** begin **
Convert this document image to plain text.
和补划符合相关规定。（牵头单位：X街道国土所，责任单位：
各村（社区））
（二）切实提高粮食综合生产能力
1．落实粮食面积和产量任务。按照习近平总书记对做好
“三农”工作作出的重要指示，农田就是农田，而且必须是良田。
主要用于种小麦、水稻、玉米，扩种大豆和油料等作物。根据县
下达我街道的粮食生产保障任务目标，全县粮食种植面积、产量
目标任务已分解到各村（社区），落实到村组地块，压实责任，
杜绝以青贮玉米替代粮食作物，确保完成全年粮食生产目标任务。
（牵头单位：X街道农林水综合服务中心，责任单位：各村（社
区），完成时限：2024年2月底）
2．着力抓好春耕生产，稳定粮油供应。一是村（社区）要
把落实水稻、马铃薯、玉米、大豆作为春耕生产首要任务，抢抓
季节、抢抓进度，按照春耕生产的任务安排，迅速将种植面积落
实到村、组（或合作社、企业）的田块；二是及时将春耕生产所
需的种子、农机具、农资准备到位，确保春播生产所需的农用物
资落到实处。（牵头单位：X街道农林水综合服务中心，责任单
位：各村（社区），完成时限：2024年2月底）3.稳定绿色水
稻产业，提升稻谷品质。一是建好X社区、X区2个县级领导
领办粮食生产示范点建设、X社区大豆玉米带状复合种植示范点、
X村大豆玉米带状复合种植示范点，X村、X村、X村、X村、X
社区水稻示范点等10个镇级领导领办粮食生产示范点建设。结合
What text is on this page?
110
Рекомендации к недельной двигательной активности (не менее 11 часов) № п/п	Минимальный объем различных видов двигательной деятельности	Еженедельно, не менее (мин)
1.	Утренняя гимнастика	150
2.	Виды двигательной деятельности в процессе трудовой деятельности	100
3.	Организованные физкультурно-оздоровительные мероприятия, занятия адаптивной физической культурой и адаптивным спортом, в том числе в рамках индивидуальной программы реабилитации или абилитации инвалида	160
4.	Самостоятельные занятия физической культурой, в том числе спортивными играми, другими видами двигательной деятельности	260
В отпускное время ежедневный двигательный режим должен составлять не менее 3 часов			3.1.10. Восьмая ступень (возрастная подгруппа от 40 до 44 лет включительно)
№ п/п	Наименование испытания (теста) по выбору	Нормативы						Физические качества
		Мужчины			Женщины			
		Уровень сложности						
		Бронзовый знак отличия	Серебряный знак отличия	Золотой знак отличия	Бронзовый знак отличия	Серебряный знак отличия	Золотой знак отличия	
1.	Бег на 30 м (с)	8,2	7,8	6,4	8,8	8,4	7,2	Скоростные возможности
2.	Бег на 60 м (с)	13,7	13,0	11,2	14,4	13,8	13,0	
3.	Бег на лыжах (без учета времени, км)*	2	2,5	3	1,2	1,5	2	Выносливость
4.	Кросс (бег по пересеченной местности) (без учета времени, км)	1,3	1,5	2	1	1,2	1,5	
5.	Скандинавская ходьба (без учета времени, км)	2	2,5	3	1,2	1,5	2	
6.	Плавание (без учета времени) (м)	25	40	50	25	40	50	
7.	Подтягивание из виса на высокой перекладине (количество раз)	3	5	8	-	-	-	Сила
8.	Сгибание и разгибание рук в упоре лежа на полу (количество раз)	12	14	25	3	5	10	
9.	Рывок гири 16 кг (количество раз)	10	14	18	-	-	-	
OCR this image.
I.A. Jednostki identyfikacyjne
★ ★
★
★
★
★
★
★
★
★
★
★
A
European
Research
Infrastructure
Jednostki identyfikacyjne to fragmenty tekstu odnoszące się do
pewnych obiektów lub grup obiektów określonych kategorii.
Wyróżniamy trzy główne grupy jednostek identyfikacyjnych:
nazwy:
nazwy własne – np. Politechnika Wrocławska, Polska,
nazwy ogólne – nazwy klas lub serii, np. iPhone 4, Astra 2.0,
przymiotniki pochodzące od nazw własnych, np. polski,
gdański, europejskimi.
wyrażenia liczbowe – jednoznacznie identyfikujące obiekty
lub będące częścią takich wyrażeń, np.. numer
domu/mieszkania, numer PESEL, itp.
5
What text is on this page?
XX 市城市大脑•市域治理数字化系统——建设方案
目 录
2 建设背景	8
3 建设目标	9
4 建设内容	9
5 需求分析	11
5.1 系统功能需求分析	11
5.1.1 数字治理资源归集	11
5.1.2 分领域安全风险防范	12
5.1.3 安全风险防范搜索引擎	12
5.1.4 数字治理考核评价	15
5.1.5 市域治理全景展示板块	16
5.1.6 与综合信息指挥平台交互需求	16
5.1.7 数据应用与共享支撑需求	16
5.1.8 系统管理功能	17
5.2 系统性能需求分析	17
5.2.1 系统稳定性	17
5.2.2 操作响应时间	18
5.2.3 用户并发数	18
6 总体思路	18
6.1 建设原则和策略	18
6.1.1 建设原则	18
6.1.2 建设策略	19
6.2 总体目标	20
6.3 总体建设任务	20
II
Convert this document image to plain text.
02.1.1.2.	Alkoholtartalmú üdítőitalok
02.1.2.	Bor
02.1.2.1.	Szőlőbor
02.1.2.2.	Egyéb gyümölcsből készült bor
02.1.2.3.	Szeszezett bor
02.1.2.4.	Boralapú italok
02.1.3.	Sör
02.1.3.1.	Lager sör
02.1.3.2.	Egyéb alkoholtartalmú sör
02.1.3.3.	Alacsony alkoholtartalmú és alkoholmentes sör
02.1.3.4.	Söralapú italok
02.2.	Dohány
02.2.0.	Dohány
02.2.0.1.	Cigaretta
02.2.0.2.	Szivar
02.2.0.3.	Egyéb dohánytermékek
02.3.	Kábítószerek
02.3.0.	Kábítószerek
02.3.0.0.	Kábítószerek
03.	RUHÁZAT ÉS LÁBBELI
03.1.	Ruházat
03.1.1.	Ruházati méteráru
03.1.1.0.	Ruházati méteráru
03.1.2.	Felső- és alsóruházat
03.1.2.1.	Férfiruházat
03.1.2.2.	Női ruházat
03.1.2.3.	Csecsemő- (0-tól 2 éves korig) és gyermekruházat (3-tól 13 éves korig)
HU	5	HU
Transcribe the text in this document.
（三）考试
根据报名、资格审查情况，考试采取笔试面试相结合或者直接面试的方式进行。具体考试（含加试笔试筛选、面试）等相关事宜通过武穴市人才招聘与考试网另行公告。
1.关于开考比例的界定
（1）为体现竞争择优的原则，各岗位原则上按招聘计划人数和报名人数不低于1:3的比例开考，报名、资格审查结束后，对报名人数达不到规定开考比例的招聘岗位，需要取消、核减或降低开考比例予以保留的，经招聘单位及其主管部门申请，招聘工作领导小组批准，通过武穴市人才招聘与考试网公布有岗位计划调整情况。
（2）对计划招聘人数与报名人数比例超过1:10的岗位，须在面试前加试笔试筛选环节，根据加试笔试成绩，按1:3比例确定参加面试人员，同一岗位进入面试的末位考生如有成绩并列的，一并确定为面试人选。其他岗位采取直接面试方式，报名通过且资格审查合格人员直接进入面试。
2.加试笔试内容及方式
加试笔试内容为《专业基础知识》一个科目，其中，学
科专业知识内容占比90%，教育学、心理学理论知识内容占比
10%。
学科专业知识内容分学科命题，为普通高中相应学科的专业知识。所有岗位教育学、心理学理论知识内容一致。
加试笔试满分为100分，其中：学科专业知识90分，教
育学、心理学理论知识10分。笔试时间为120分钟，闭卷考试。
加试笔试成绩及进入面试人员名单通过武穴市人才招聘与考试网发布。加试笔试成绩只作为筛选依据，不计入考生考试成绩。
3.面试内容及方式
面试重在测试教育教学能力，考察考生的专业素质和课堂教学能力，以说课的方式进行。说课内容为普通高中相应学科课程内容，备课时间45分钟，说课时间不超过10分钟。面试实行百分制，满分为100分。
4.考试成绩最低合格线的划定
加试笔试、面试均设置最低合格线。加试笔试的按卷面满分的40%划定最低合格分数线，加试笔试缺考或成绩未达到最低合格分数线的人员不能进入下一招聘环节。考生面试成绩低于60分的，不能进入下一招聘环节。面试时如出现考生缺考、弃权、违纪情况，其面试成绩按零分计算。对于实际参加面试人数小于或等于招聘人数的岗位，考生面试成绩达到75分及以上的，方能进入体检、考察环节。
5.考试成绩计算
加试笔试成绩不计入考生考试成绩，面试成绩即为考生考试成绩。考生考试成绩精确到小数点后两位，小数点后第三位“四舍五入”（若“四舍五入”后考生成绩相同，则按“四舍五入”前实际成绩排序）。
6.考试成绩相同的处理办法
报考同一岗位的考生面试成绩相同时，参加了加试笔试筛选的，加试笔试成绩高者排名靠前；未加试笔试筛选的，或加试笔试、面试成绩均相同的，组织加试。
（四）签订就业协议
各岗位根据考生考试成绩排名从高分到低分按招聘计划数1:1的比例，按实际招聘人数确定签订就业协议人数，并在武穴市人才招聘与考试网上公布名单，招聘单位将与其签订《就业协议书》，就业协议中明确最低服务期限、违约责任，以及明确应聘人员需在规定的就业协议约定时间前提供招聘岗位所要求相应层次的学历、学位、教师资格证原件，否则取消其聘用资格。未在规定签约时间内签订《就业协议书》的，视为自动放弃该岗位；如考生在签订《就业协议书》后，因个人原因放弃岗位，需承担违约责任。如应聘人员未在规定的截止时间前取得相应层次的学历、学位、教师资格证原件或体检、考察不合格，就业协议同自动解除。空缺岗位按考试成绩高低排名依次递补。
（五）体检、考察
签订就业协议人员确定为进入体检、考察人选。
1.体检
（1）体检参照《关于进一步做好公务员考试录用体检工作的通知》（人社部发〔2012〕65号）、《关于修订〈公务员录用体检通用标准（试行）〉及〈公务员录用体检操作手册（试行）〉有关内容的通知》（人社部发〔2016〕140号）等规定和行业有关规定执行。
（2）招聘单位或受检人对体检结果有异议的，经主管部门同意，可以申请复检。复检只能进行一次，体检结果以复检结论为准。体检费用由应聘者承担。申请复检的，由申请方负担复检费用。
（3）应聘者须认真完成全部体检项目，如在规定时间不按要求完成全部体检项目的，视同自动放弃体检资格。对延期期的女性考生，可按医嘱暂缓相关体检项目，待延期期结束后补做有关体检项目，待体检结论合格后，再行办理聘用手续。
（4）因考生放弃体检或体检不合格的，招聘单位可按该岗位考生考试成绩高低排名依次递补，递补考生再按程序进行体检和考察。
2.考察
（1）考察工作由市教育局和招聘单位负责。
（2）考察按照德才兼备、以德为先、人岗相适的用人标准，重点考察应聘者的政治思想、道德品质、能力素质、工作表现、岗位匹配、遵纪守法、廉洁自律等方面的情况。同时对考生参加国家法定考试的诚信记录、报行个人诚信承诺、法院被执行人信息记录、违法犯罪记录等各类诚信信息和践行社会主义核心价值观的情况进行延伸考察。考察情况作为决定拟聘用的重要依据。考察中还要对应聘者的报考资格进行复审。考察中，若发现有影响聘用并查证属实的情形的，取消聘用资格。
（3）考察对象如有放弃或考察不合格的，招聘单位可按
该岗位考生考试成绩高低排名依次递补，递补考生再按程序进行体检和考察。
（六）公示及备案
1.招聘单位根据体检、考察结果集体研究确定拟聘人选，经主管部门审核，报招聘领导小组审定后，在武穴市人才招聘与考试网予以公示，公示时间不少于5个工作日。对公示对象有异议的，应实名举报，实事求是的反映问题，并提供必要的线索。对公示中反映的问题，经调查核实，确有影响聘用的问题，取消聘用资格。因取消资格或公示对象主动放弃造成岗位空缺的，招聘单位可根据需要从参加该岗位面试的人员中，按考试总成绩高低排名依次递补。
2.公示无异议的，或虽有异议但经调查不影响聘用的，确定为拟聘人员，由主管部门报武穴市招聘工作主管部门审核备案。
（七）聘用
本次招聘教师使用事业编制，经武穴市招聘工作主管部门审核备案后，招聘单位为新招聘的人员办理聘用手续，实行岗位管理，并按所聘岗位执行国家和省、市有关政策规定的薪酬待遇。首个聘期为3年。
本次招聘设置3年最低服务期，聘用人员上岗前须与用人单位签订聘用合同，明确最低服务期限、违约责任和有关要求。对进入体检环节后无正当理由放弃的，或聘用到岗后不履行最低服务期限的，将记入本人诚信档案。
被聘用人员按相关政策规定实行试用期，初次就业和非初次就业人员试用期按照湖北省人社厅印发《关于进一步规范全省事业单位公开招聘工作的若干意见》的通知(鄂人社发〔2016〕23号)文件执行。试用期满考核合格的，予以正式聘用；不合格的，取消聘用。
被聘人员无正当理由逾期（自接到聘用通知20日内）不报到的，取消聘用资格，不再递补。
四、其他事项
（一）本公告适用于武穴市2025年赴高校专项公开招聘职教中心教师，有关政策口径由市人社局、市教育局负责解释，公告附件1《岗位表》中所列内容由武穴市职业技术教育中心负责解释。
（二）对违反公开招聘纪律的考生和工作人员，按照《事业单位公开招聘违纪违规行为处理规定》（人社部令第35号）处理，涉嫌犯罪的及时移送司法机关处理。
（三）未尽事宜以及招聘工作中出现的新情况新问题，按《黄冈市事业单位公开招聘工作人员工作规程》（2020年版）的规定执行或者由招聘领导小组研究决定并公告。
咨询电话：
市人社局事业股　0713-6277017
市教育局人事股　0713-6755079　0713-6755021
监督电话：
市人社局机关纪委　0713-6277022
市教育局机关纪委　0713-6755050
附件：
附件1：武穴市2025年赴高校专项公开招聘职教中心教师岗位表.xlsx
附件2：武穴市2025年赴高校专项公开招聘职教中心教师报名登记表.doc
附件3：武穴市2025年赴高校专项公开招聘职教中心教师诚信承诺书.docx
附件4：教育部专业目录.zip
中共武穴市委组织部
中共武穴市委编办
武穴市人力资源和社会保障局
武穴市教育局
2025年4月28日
** end **
● What you are asked to do
All lines above containing the string "Ruházati" are to be collected.

● Solution for this problem
03.1.1.	Ruházati méteráru
03.1.1.0.	Ruházati méteráru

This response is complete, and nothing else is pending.